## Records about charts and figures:
------------------------
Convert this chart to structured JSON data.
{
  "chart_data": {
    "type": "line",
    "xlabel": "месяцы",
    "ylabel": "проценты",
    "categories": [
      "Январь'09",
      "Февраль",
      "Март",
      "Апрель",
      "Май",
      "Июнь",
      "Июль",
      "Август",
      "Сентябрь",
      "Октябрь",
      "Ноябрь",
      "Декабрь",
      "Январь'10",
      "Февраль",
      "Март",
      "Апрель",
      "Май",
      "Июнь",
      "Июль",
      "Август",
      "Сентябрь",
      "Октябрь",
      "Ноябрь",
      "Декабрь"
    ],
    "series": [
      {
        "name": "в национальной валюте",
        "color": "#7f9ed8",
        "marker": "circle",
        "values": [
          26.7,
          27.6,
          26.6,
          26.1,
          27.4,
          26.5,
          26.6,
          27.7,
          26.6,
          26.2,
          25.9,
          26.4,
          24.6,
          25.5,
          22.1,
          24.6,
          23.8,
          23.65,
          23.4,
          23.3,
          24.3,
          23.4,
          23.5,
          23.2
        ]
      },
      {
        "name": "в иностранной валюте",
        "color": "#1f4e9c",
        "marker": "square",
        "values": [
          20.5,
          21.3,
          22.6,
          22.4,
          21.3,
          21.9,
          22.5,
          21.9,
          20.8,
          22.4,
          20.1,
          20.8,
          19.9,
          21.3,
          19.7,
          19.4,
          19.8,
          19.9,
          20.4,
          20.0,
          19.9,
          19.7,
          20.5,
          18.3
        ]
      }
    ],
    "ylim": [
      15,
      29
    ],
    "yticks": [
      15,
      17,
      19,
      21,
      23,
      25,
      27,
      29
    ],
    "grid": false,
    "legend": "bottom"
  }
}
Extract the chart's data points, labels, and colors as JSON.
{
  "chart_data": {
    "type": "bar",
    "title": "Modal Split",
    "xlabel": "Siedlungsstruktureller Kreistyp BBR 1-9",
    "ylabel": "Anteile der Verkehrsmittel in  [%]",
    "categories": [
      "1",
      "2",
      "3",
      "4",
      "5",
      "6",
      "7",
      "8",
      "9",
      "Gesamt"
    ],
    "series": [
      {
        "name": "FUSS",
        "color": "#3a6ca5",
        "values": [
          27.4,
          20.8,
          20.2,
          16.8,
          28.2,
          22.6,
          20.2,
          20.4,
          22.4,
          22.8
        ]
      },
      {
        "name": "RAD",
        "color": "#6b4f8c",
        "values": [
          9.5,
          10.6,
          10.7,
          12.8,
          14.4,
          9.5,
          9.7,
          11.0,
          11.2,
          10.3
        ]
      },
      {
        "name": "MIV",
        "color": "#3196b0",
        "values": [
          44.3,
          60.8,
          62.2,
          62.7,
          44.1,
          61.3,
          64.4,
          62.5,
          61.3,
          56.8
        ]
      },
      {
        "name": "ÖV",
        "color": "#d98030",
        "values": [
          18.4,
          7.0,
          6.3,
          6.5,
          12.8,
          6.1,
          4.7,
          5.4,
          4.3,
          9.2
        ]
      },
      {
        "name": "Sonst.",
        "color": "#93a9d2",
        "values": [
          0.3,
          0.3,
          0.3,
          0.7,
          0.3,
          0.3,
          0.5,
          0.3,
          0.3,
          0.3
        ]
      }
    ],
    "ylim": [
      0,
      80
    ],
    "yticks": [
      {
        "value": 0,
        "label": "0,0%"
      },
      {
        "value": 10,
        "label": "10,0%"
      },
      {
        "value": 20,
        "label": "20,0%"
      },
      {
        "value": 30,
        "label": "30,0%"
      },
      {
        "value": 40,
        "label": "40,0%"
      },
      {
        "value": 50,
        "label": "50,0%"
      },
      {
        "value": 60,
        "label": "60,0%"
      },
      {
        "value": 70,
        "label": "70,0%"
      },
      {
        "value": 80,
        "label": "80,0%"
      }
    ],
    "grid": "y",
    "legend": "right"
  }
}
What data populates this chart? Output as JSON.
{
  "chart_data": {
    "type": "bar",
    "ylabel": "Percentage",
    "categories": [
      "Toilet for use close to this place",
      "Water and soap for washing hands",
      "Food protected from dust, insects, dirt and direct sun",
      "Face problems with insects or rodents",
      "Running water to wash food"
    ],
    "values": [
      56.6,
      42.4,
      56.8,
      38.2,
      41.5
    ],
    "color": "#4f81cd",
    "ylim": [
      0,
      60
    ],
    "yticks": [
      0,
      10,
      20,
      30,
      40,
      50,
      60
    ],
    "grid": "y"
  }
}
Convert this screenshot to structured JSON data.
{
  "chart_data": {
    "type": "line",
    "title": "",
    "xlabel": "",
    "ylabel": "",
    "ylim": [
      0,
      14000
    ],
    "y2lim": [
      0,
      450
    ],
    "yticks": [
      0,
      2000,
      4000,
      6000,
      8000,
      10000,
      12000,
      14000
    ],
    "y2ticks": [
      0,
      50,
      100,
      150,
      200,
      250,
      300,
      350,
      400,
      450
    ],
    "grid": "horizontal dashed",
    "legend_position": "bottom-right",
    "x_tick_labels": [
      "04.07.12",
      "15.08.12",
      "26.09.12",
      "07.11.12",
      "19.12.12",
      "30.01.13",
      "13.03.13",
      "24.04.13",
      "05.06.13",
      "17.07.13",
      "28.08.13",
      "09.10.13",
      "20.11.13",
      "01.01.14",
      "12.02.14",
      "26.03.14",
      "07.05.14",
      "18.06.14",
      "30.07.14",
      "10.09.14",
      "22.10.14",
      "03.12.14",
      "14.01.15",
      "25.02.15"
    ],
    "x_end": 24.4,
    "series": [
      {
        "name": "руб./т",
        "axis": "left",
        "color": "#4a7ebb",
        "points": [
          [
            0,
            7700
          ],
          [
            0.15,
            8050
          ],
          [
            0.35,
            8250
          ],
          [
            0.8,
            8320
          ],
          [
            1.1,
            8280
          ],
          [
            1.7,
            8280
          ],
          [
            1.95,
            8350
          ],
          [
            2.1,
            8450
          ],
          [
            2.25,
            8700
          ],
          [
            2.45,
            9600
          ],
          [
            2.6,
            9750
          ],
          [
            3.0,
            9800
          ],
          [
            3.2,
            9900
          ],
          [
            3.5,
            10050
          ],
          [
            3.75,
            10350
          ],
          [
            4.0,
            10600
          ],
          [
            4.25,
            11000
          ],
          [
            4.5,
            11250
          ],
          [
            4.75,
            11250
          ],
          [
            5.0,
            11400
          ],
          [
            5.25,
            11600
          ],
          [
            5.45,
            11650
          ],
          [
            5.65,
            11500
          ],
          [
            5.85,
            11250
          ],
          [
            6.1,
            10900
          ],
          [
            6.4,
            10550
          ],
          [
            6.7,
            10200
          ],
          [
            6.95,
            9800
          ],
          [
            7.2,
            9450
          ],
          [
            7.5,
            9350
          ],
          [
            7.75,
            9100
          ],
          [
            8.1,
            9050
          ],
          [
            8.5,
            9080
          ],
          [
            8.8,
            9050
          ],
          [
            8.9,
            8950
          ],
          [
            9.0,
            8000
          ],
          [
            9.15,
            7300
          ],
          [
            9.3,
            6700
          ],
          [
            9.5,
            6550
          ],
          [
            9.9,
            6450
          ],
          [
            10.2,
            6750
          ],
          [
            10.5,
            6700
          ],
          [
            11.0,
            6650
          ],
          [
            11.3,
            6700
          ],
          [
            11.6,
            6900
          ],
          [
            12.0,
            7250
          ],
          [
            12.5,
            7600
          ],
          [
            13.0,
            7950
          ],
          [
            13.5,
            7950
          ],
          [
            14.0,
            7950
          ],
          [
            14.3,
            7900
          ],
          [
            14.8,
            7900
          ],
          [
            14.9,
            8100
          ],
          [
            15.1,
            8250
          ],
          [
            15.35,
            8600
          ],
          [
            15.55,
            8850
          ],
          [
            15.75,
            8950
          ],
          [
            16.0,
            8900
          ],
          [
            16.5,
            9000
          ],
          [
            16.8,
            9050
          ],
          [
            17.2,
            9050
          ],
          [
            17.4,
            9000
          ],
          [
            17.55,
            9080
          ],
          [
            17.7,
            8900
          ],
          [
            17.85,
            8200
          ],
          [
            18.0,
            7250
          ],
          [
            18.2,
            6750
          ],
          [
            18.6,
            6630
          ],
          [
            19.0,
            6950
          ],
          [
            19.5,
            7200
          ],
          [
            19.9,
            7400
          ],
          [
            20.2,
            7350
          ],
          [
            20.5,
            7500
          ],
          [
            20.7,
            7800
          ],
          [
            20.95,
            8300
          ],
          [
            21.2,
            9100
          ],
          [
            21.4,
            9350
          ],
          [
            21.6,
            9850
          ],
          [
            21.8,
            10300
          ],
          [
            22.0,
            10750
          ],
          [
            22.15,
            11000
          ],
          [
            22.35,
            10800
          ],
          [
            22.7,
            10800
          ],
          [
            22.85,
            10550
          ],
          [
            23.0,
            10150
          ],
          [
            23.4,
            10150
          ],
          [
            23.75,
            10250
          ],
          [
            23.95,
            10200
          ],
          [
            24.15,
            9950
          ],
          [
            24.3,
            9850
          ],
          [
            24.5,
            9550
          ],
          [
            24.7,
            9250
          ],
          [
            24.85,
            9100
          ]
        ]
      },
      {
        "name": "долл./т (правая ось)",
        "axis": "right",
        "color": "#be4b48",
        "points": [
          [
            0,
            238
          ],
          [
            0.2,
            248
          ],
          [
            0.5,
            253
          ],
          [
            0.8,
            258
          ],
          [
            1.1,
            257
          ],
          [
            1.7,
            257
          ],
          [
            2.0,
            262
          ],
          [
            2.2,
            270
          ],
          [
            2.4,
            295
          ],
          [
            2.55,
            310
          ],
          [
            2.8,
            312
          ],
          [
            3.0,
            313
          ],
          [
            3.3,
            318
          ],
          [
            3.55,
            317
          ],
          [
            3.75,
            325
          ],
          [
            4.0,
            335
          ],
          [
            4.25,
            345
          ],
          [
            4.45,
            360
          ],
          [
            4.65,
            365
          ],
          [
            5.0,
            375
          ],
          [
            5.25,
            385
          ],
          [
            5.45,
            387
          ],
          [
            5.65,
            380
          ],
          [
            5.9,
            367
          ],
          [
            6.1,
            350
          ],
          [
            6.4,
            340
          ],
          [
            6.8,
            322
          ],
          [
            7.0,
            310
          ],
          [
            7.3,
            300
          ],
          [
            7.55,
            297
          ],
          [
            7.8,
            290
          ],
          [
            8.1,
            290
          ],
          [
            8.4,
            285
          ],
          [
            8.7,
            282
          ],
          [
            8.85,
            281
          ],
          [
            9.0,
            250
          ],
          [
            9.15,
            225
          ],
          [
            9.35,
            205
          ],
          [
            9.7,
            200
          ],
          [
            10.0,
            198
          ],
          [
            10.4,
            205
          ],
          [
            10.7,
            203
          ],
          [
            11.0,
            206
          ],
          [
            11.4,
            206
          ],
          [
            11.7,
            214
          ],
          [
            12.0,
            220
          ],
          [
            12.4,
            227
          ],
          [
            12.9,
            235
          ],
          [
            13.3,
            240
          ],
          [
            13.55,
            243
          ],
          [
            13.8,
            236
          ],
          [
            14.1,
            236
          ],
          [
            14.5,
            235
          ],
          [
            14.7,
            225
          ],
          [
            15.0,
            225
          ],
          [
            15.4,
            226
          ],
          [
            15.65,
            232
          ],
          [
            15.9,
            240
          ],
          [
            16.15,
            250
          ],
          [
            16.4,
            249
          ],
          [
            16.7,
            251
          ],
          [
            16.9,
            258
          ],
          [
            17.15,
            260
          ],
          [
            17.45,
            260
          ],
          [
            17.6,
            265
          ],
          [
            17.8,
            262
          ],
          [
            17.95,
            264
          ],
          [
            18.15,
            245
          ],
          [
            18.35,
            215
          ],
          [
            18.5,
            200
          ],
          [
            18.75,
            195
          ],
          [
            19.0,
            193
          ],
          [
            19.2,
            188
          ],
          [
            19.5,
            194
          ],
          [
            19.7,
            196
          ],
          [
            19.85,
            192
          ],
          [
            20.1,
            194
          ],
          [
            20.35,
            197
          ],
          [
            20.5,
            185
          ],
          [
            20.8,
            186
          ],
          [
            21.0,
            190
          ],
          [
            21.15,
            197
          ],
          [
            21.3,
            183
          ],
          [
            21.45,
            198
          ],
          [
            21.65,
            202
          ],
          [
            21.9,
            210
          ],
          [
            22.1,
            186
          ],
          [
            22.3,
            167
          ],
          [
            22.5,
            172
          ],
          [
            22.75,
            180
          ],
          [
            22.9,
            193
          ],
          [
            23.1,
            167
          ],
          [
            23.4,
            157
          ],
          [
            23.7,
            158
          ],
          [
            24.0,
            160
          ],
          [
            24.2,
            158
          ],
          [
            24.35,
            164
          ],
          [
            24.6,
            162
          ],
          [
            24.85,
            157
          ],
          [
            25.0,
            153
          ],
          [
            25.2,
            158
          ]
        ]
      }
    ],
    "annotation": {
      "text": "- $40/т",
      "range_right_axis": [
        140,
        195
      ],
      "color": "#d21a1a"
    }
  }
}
------------------------
## Instructions for the task:
Go through the records and show every line with the string "this" in it.

## Final result:
Convert this chart to structured JSON data.
What data populates this chart? Output as JSON.
      "Toilet for use close to this place",
Convert this screenshot to structured JSON data.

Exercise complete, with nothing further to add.